**Dataset records**
○ ○ ○

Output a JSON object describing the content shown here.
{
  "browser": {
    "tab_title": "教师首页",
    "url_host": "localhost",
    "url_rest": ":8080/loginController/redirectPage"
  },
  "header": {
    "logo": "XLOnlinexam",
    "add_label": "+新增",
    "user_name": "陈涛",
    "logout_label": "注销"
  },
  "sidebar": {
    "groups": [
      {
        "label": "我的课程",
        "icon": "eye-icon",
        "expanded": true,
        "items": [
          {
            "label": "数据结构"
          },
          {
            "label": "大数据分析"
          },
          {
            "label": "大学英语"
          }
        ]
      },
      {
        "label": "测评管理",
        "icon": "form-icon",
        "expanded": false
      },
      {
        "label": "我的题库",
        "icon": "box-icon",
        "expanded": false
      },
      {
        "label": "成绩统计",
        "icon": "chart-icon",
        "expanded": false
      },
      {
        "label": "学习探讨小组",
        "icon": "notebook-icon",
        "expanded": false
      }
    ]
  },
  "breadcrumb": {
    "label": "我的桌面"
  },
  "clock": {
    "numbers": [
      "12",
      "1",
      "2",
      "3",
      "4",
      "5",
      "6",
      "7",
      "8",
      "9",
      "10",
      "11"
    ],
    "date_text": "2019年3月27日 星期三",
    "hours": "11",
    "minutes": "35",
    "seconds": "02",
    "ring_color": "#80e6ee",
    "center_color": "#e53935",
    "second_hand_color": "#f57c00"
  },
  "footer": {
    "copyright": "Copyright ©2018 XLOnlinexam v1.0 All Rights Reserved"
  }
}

○ ○ ○

**The task**
Looking at the data above, how many lines hold the word "XLOnlinexam"? Respond with the number alone.

**The completed task**
2